■ **Task to complete**:
Reproduce each of the items below line for line, omitting the pictures.

■ **Extracted entries**:
----

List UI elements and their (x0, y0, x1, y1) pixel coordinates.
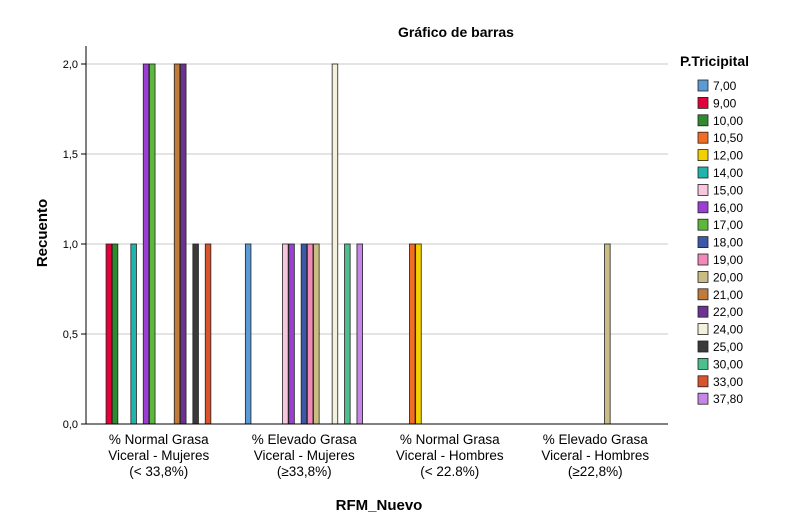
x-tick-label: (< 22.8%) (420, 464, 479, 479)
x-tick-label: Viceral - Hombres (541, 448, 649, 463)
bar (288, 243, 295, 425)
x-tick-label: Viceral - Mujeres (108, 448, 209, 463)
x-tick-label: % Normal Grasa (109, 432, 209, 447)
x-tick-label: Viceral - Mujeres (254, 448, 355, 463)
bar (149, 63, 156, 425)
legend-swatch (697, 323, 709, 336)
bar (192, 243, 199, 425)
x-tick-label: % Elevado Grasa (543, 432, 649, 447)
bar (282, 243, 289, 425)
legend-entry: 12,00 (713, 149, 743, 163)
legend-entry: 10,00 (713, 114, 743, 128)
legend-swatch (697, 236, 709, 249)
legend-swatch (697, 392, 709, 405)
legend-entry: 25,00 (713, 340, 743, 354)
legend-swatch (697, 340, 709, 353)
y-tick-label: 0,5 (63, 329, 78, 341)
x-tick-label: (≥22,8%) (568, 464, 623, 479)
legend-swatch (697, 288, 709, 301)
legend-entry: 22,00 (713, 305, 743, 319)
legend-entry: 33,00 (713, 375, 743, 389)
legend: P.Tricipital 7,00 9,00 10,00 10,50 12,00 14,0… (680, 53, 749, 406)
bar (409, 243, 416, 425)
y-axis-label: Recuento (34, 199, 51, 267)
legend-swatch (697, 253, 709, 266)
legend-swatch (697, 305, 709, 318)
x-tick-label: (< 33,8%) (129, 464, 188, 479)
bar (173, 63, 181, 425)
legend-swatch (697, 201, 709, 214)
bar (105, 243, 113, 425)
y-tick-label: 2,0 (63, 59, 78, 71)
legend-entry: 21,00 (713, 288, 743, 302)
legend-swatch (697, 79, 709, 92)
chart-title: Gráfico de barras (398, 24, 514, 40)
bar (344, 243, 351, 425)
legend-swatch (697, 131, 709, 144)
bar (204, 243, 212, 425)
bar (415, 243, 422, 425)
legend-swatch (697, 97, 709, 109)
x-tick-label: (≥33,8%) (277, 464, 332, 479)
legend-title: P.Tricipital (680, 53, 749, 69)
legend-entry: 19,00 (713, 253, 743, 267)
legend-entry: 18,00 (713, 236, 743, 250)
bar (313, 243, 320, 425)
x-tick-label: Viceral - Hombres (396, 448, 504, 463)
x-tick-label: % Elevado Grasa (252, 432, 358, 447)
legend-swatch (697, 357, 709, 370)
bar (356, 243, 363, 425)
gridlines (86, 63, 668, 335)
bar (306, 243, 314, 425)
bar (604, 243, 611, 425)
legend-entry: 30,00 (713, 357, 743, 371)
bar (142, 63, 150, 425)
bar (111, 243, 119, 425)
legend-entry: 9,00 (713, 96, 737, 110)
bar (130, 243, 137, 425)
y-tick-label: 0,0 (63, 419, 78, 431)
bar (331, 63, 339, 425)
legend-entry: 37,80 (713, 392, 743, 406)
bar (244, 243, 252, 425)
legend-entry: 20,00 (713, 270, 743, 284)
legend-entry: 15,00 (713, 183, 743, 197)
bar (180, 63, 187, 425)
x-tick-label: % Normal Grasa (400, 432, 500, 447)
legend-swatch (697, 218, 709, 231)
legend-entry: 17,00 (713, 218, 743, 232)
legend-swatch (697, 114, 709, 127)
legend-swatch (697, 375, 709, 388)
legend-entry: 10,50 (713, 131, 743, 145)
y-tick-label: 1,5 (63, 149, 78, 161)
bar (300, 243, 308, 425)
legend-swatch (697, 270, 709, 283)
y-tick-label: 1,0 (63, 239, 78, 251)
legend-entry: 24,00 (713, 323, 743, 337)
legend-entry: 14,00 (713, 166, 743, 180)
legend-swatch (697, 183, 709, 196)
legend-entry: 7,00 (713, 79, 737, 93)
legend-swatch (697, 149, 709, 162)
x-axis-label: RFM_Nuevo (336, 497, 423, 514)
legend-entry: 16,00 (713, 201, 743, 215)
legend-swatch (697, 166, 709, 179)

----

■ **Response to the exercise**:
List UI elements and their (x0, y0, x1, y1) pixel coordinates.
x-tick-label: (< 22.8%) (420, 464, 479, 479)
x-tick-label: Viceral - Hombres (541, 448, 649, 463)
bar (288, 243, 295, 425)
x-tick-label: Viceral - Mujeres (108, 448, 209, 463)
x-tick-label: % Normal Grasa (109, 432, 209, 447)
x-tick-label: Viceral - Mujeres (254, 448, 355, 463)
bar (149, 63, 156, 425)
legend-swatch (697, 323, 709, 336)
bar (192, 243, 199, 425)
x-tick-label: % Elevado Grasa (543, 432, 649, 447)
bar (282, 243, 289, 425)
legend-entry: 12,00 (713, 149, 743, 163)
legend-entry: 10,00 (713, 114, 743, 128)
legend-swatch (697, 236, 709, 249)
legend-swatch (697, 392, 709, 405)
legend-entry: 25,00 (713, 340, 743, 354)
legend-swatch (697, 340, 709, 353)
y-tick-label: 0,5 (63, 329, 78, 341)
x-tick-label: (≥22,8%) (568, 464, 623, 479)
legend-swatch (697, 288, 709, 301)
legend-entry: 22,00 (713, 305, 743, 319)
legend-entry: 33,00 (713, 375, 743, 389)
legend: P.Tricipital 7,00 9,00 10,00 10,50 12,00 14,0… (680, 53, 749, 406)
bar (409, 243, 416, 425)
y-axis-label: Recuento (34, 199, 51, 267)
legend-swatch (697, 253, 709, 266)
legend-swatch (697, 305, 709, 318)
x-tick-label: (< 33,8%) (129, 464, 188, 479)
bar (173, 63, 181, 425)
legend-swatch (697, 201, 709, 214)
bar (105, 243, 113, 425)
y-tick-label: 2,0 (63, 59, 78, 71)
legend-entry: 21,00 (713, 288, 743, 302)
legend-swatch (697, 79, 709, 92)
chart-title: Gráfico de barras (398, 24, 514, 40)
bar (344, 243, 351, 425)
legend-swatch (697, 131, 709, 144)
bar (204, 243, 212, 425)
bar (415, 243, 422, 425)
legend-swatch (697, 97, 709, 109)
x-tick-label: (≥33,8%) (277, 464, 332, 479)
legend-title: P.Tricipital (680, 53, 749, 69)
legend-entry: 19,00 (713, 253, 743, 267)
legend-entry: 18,00 (713, 236, 743, 250)
bar (313, 243, 320, 425)
x-tick-label: Viceral - Hombres (396, 448, 504, 463)
x-tick-label: % Elevado Grasa (252, 432, 358, 447)
legend-swatch (697, 357, 709, 370)
bar (356, 243, 363, 425)
gridlines (86, 63, 668, 335)
bar (306, 243, 314, 425)
bar (604, 243, 611, 425)
legend-entry: 30,00 (713, 357, 743, 371)
bar (142, 63, 150, 425)
bar (111, 243, 119, 425)
legend-entry: 9,00 (713, 96, 737, 110)
bar (130, 243, 137, 425)
y-tick-label: 0,0 (63, 419, 78, 431)
bar (331, 63, 339, 425)
legend-entry: 37,80 (713, 392, 743, 406)
bar (244, 243, 252, 425)
legend-entry: 20,00 (713, 270, 743, 284)
legend-entry: 15,00 (713, 183, 743, 197)
bar (180, 63, 187, 425)
x-tick-label: % Normal Grasa (400, 432, 500, 447)
legend-swatch (697, 218, 709, 231)
legend-entry: 17,00 (713, 218, 743, 232)
legend-swatch (697, 114, 709, 127)
legend-swatch (697, 375, 709, 388)
legend-entry: 10,50 (713, 131, 743, 145)
y-tick-label: 1,5 (63, 149, 78, 161)
bar (300, 243, 308, 425)
legend-swatch (697, 270, 709, 283)
y-tick-label: 1,0 (63, 239, 78, 251)
legend-entry: 24,00 (713, 323, 743, 337)
legend-entry: 14,00 (713, 166, 743, 180)
legend-swatch (697, 183, 709, 196)
legend-entry: 7,00 (713, 79, 737, 93)
legend-swatch (697, 149, 709, 162)
x-axis-label: RFM_Nuevo (336, 497, 423, 514)
legend-entry: 16,00 (713, 201, 743, 215)
legend-swatch (697, 166, 709, 179)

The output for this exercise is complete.